Required work: Your task is to filter the data below down to the lines holding "JSON".

• • • • • • •

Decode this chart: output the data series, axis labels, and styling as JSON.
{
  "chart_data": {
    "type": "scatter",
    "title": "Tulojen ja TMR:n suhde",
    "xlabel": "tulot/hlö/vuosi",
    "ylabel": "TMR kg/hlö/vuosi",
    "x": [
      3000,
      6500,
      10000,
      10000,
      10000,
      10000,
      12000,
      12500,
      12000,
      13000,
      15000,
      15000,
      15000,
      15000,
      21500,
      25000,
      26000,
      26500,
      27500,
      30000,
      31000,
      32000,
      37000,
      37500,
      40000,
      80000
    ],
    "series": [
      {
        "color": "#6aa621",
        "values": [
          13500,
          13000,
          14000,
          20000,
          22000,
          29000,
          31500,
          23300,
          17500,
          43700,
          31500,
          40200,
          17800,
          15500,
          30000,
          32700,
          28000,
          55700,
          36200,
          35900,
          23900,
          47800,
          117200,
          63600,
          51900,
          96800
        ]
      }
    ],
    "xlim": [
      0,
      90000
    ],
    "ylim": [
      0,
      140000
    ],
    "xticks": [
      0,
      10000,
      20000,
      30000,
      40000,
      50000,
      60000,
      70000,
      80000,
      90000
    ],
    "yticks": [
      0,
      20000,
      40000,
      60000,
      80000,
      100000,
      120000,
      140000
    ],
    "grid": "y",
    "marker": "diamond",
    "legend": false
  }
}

• • • • • • •

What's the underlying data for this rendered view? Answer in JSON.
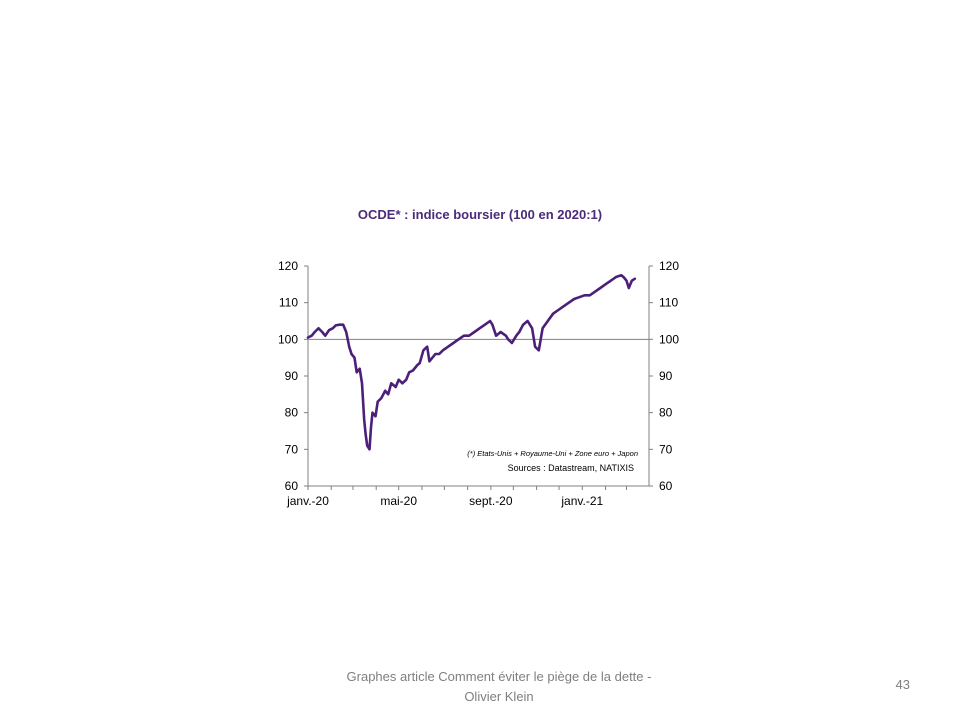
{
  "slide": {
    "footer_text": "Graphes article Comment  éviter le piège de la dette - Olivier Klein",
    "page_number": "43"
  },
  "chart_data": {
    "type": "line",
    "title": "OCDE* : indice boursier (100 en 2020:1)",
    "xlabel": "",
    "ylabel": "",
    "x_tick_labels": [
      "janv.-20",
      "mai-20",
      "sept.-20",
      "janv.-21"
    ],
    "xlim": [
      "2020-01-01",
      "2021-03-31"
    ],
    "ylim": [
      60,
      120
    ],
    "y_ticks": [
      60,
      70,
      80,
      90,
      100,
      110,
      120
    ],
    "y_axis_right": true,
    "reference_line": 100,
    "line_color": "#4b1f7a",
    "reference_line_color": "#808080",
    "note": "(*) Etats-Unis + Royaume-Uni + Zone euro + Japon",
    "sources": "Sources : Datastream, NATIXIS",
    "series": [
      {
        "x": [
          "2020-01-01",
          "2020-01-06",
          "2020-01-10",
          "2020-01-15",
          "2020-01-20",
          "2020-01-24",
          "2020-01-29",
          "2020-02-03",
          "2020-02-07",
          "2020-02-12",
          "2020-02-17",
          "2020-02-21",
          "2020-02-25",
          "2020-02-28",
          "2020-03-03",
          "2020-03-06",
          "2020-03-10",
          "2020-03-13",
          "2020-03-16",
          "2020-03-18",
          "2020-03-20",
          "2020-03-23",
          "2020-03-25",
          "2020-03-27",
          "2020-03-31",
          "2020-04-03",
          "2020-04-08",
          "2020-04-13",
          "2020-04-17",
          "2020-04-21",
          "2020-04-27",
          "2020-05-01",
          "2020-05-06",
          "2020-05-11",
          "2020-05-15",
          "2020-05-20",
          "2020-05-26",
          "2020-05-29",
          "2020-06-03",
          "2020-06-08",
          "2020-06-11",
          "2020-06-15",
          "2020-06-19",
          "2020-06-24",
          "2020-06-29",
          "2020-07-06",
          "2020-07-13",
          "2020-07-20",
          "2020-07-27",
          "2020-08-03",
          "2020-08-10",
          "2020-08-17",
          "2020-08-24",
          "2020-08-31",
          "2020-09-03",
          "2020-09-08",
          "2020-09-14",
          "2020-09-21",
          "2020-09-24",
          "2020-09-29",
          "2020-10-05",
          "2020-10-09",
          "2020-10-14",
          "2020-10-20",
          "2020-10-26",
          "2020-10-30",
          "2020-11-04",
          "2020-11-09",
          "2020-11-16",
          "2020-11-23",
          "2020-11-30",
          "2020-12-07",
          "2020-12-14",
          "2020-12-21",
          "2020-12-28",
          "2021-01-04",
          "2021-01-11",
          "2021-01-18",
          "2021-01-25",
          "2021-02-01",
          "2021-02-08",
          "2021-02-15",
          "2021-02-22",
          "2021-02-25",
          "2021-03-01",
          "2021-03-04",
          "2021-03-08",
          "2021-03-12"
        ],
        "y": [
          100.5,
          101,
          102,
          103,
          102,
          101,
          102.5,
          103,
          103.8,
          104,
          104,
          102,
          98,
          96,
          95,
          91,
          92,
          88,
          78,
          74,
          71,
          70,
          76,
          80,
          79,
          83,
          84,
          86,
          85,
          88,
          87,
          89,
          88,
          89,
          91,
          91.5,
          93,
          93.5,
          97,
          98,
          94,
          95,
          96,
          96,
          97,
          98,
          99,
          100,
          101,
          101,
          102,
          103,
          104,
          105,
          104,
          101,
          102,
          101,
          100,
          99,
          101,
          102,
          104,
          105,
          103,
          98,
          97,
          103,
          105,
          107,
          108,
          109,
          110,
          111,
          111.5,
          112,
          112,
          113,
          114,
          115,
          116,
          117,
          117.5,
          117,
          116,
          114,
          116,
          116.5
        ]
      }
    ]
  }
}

• • • • • • •

Reply to the exercise:
Decode this chart: output the data series, axis labels, and styling as JSON.
What's the underlying data for this rendered view? Answer in JSON.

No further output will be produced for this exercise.